▶ Task description
Pictures stay out of the copy; set down each line of the listing below exactly.

** BEGIN Material **

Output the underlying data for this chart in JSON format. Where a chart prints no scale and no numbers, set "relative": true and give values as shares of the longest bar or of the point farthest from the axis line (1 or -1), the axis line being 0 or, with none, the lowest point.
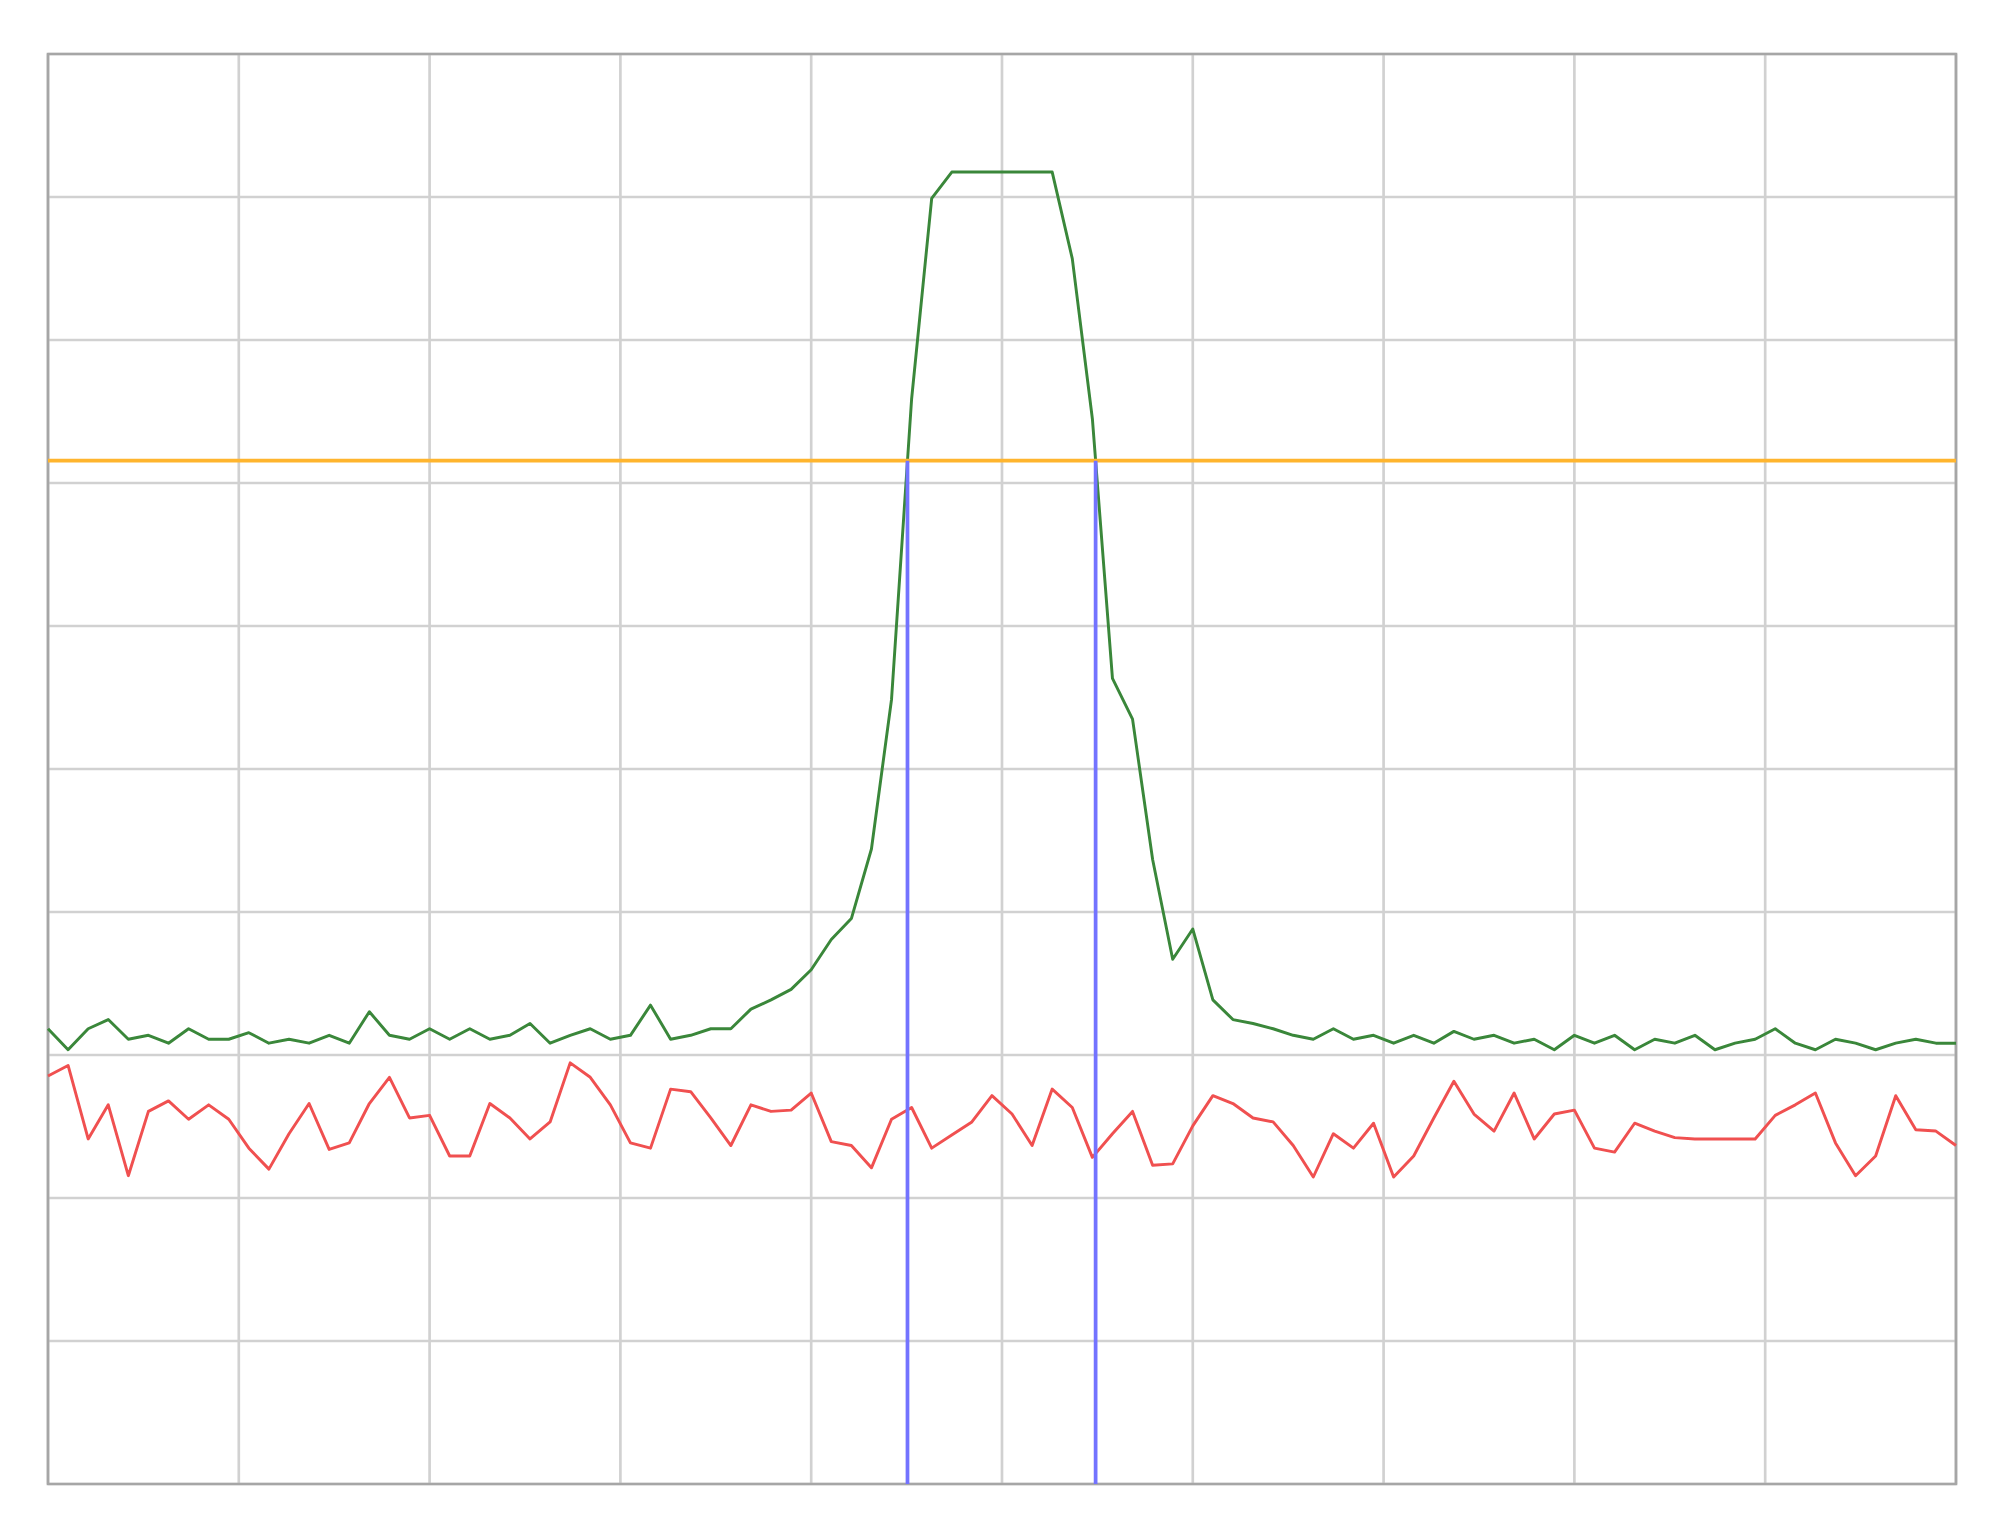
{
  "chart_data": {
    "type": "line",
    "relative": true,
    "grid": true,
    "legend": false,
    "marker": "none",
    "line_style": "solid",
    "categories": [
      null,
      null,
      null,
      null,
      null,
      null,
      null,
      null,
      null,
      null,
      null,
      null,
      null,
      null,
      null,
      null,
      null,
      null,
      null,
      null,
      null,
      null,
      null,
      null,
      null,
      null,
      null,
      null,
      null,
      null,
      null,
      null,
      null,
      null,
      null,
      null,
      null,
      null,
      null,
      null,
      null,
      null,
      null,
      null,
      null,
      null,
      null,
      null,
      null,
      null,
      null,
      null,
      null,
      null,
      null,
      null,
      null,
      null,
      null,
      null,
      null,
      null,
      null,
      null,
      null,
      null,
      null,
      null,
      null,
      null,
      null,
      null,
      null,
      null,
      null,
      null,
      null,
      null,
      null,
      null,
      null,
      null,
      null,
      null,
      null,
      null,
      null,
      null,
      null,
      null,
      null,
      null,
      null,
      null,
      null,
      null
    ],
    "series": [
      {
        "color": "#3a873a",
        "values": [
          0.347,
          0.331,
          0.347,
          0.354,
          0.339,
          0.342,
          0.336,
          0.347,
          0.339,
          0.339,
          0.344,
          0.336,
          0.339,
          0.336,
          0.342,
          0.336,
          0.36,
          0.342,
          0.339,
          0.347,
          0.339,
          0.347,
          0.339,
          0.342,
          0.351,
          0.336,
          0.342,
          0.347,
          0.339,
          0.342,
          0.365,
          0.339,
          0.342,
          0.347,
          0.347,
          0.362,
          0.369,
          0.377,
          0.392,
          0.415,
          0.431,
          0.484,
          0.598,
          0.827,
          0.98,
          1,
          1,
          1,
          1,
          1,
          1,
          0.934,
          0.812,
          0.614,
          0.583,
          0.476,
          0.4,
          0.423,
          0.369,
          0.354,
          0.351,
          0.347,
          0.342,
          0.339,
          0.347,
          0.339,
          0.342,
          0.336,
          0.342,
          0.336,
          0.345,
          0.339,
          0.342,
          0.336,
          0.339,
          0.331,
          0.342,
          0.336,
          0.342,
          0.331,
          0.339,
          0.336,
          0.342,
          0.331,
          0.336,
          0.339,
          0.347,
          0.336,
          0.331,
          0.339,
          0.336,
          0.331,
          0.336,
          0.339,
          0.336,
          0.336
        ]
      },
      {
        "color": "#f05050",
        "values": [
          0.311,
          0.319,
          0.263,
          0.289,
          0.235,
          0.284,
          0.292,
          0.278,
          0.289,
          0.278,
          0.256,
          0.24,
          0.267,
          0.29,
          0.255,
          0.26,
          0.29,
          0.31,
          0.279,
          0.281,
          0.25,
          0.25,
          0.29,
          0.279,
          0.263,
          0.276,
          0.321,
          0.31,
          0.289,
          0.26,
          0.256,
          0.301,
          0.299,
          0.279,
          0.258,
          0.289,
          0.284,
          0.285,
          0.298,
          0.261,
          0.258,
          0.241,
          0.278,
          0.287,
          0.256,
          0.266,
          0.276,
          0.296,
          0.282,
          0.258,
          0.301,
          0.287,
          0.249,
          0.267,
          0.284,
          0.243,
          0.244,
          0.273,
          0.296,
          0.29,
          0.279,
          0.276,
          0.258,
          0.234,
          0.267,
          0.256,
          0.275,
          0.234,
          0.25,
          0.279,
          0.307,
          0.282,
          0.269,
          0.298,
          0.263,
          0.282,
          0.285,
          0.256,
          0.253,
          0.275,
          0.269,
          0.264,
          0.263,
          0.263,
          0.263,
          0.263,
          0.281,
          0.289,
          0.298,
          0.26,
          0.235,
          0.25,
          0.296,
          0.27,
          0.269,
          0.258
        ]
      }
    ],
    "ref_lines": [
      {
        "axis": "y",
        "value": 0.78,
        "color": "#ffb52e"
      }
    ]
  }
}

** END Material **

▶ Response to the task
Output the underlying data for this chart in JSON format. Where a chart prints no scale and no numbers, set "relative": true and give values as shares of the longest bar or of the point farthest from the axis line (1 or -1), the axis line being 0 or, with none, the lowest point.
{
  "chart_data": {
    "type": "line",
    "relative": true,
    "grid": true,
    "legend": false,
    "marker": "none",
    "line_style": "solid",
    "categories": [
      null,
      null,
      null,
      null,
      null,
      null,
      null,
      null,
      null,
      null,
      null,
      null,
      null,
      null,
      null,
      null,
      null,
      null,
      null,
      null,
      null,
      null,
      null,
      null,
      null,
      null,
      null,
      null,
      null,
      null,
      null,
      null,
      null,
      null,
      null,
      null,
      null,
      null,
      null,
      null,
      null,
      null,
      null,
      null,
      null,
      null,
      null,
      null,
      null,
      null,
      null,
      null,
      null,
      null,
      null,
      null,
      null,
      null,
      null,
      null,
      null,
      null,
      null,
      null,
      null,
      null,
      null,
      null,
      null,
      null,
      null,
      null,
      null,
      null,
      null,
      null,
      null,
      null,
      null,
      null,
      null,
      null,
      null,
      null,
      null,
      null,
      null,
      null,
      null,
      null,
      null,
      null,
      null,
      null,
      null,
      null
    ],
    "series": [
      {
        "color": "#3a873a",
        "values": [
          0.347,
          0.331,
          0.347,
          0.354,
          0.339,
          0.342,
          0.336,
          0.347,
          0.339,
          0.339,
          0.344,
          0.336,
          0.339,
          0.336,
          0.342,
          0.336,
          0.36,
          0.342,
          0.339,
          0.347,
          0.339,
          0.347,
          0.339,
          0.342,
          0.351,
          0.336,
          0.342,
          0.347,
          0.339,
          0.342,
          0.365,
          0.339,
          0.342,
          0.347,
          0.347,
          0.362,
          0.369,
          0.377,
          0.392,
          0.415,
          0.431,
          0.484,
          0.598,
          0.827,
          0.98,
          1,
          1,
          1,
          1,
          1,
          1,
          0.934,
          0.812,
          0.614,
          0.583,
          0.476,
          0.4,
          0.423,
          0.369,
          0.354,
          0.351,
          0.347,
          0.342,
          0.339,
          0.347,
          0.339,
          0.342,
          0.336,
          0.342,
          0.336,
          0.345,
          0.339,
          0.342,
          0.336,
          0.339,
          0.331,
          0.342,
          0.336,
          0.342,
          0.331,
          0.339,
          0.336,
          0.342,
          0.331,
          0.336,
          0.339,
          0.347,
          0.336,
          0.331,
          0.339,
          0.336,
          0.331,
          0.336,
          0.339,
          0.336,
          0.336
        ]
      },
      {
        "color": "#f05050",
        "values": [
          0.311,
          0.319,
          0.263,
          0.289,
          0.235,
          0.284,
          0.292,
          0.278,
          0.289,
          0.278,
          0.256,
          0.24,
          0.267,
          0.29,
          0.255,
          0.26,
          0.29,
          0.31,
          0.279,
          0.281,
          0.25,
          0.25,
          0.29,
          0.279,
          0.263,
          0.276,
          0.321,
          0.31,
          0.289,
          0.26,
          0.256,
          0.301,
          0.299,
          0.279,
          0.258,
          0.289,
          0.284,
          0.285,
          0.298,
          0.261,
          0.258,
          0.241,
          0.278,
          0.287,
          0.256,
          0.266,
          0.276,
          0.296,
          0.282,
          0.258,
          0.301,
          0.287,
          0.249,
          0.267,
          0.284,
          0.243,
          0.244,
          0.273,
          0.296,
          0.29,
          0.279,
          0.276,
          0.258,
          0.234,
          0.267,
          0.256,
          0.275,
          0.234,
          0.25,
          0.279,
          0.307,
          0.282,
          0.269,
          0.298,
          0.263,
          0.282,
          0.285,
          0.256,
          0.253,
          0.275,
          0.269,
          0.264,
          0.263,
          0.263,
          0.263,
          0.263,
          0.281,
          0.289,
          0.298,
          0.26,
          0.235,
          0.25,
          0.296,
          0.27,
          0.269,
          0.258
        ]
      }
    ],
    "ref_lines": [
      {
        "axis": "y",
        "value": 0.78,
        "color": "#ffb52e"
      }
    ]
  }
}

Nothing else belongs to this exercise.